_TASK_: Repeat everything in the material exactly.

[Dataset records]
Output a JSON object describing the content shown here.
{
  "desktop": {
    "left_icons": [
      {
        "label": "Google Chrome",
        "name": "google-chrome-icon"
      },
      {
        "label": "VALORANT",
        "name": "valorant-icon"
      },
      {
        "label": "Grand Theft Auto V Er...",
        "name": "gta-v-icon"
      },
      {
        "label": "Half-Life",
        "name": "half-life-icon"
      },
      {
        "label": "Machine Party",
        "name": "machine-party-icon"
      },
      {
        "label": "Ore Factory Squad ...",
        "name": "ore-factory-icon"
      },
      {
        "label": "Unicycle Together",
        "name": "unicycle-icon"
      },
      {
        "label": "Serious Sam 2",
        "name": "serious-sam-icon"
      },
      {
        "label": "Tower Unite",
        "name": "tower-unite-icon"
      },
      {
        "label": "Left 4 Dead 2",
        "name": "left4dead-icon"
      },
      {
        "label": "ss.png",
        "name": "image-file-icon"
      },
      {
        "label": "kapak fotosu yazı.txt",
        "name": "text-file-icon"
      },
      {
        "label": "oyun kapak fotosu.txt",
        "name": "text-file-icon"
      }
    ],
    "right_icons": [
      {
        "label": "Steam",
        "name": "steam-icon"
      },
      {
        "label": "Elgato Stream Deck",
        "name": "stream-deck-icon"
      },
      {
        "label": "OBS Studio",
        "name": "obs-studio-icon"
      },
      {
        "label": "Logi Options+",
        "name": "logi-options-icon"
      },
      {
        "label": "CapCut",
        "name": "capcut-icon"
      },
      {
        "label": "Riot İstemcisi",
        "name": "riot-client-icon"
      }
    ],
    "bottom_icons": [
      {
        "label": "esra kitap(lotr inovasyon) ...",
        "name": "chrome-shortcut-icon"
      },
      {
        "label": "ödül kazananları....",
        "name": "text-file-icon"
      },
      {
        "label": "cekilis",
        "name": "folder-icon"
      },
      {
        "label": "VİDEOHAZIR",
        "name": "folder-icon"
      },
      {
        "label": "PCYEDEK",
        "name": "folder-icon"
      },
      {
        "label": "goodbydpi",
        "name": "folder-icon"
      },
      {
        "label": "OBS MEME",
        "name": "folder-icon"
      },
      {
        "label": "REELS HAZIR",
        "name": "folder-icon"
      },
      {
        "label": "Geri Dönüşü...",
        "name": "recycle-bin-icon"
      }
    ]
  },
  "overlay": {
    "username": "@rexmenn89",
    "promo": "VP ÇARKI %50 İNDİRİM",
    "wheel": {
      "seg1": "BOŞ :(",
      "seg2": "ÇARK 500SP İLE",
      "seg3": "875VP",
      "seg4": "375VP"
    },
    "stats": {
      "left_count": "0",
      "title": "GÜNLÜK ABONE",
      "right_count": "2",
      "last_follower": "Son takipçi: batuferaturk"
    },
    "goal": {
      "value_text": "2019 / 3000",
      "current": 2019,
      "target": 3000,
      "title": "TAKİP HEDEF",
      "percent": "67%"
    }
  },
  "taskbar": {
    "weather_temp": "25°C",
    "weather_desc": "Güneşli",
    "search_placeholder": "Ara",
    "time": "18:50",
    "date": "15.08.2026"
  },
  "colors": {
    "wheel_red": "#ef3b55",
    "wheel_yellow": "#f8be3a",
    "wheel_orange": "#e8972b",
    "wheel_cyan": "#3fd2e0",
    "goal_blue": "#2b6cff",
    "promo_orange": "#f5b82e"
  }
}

_EXERCISE ANSWER_:
Output a JSON object describing the content shown here.
{
  "desktop": {
    "left_icons": [
      {
        "label": "Google Chrome",
        "name": "google-chrome-icon"
      },
      {
        "label": "VALORANT",
        "name": "valorant-icon"
      },
      {
        "label": "Grand Theft Auto V Er...",
        "name": "gta-v-icon"
      },
      {
        "label": "Half-Life",
        "name": "half-life-icon"
      },
      {
        "label": "Machine Party",
        "name": "machine-party-icon"
      },
      {
        "label": "Ore Factory Squad ...",
        "name": "ore-factory-icon"
      },
      {
        "label": "Unicycle Together",
        "name": "unicycle-icon"
      },
      {
        "label": "Serious Sam 2",
        "name": "serious-sam-icon"
      },
      {
        "label": "Tower Unite",
        "name": "tower-unite-icon"
      },
      {
        "label": "Left 4 Dead 2",
        "name": "left4dead-icon"
      },
      {
        "label": "ss.png",
        "name": "image-file-icon"
      },
      {
        "label": "kapak fotosu yazı.txt",
        "name": "text-file-icon"
      },
      {
        "label": "oyun kapak fotosu.txt",
        "name": "text-file-icon"
      }
    ],
    "right_icons": [
      {
        "label": "Steam",
        "name": "steam-icon"
      },
      {
        "label": "Elgato Stream Deck",
        "name": "stream-deck-icon"
      },
      {
        "label": "OBS Studio",
        "name": "obs-studio-icon"
      },
      {
        "label": "Logi Options+",
        "name": "logi-options-icon"
      },
      {
        "label": "CapCut",
        "name": "capcut-icon"
      },
      {
        "label": "Riot İstemcisi",
        "name": "riot-client-icon"
      }
    ],
    "bottom_icons": [
      {
        "label": "esra kitap(lotr inovasyon) ...",
        "name": "chrome-shortcut-icon"
      },
      {
        "label": "ödül kazananları....",
        "name": "text-file-icon"
      },
      {
        "label": "cekilis",
        "name": "folder-icon"
      },
      {
        "label": "VİDEOHAZIR",
        "name": "folder-icon"
      },
      {
        "label": "PCYEDEK",
        "name": "folder-icon"
      },
      {
        "label": "goodbydpi",
        "name": "folder-icon"
      },
      {
        "label": "OBS MEME",
        "name": "folder-icon"
      },
      {
        "label": "REELS HAZIR",
        "name": "folder-icon"
      },
      {
        "label": "Geri Dönüşü...",
        "name": "recycle-bin-icon"
      }
    ]
  },
  "overlay": {
    "username": "@rexmenn89",
    "promo": "VP ÇARKI %50 İNDİRİM",
    "wheel": {
      "seg1": "BOŞ :(",
      "seg2": "ÇARK 500SP İLE",
      "seg3": "875VP",
      "seg4": "375VP"
    },
    "stats": {
      "left_count": "0",
      "title": "GÜNLÜK ABONE",
      "right_count": "2",
      "last_follower": "Son takipçi: batuferaturk"
    },
    "goal": {
      "value_text": "2019 / 3000",
      "current": 2019,
      "target": 3000,
      "title": "TAKİP HEDEF",
      "percent": "67%"
    }
  },
  "taskbar": {
    "weather_temp": "25°C",
    "weather_desc": "Güneşli",
    "search_placeholder": "Ara",
    "time": "18:50",
    "date": "15.08.2026"
  },
  "colors": {
    "wheel_red": "#ef3b55",
    "wheel_yellow": "#f8be3a",
    "wheel_orange": "#e8972b",
    "wheel_cyan": "#3fd2e0",
    "goal_blue": "#2b6cff",
    "promo_orange": "#f5b82e"
  }
}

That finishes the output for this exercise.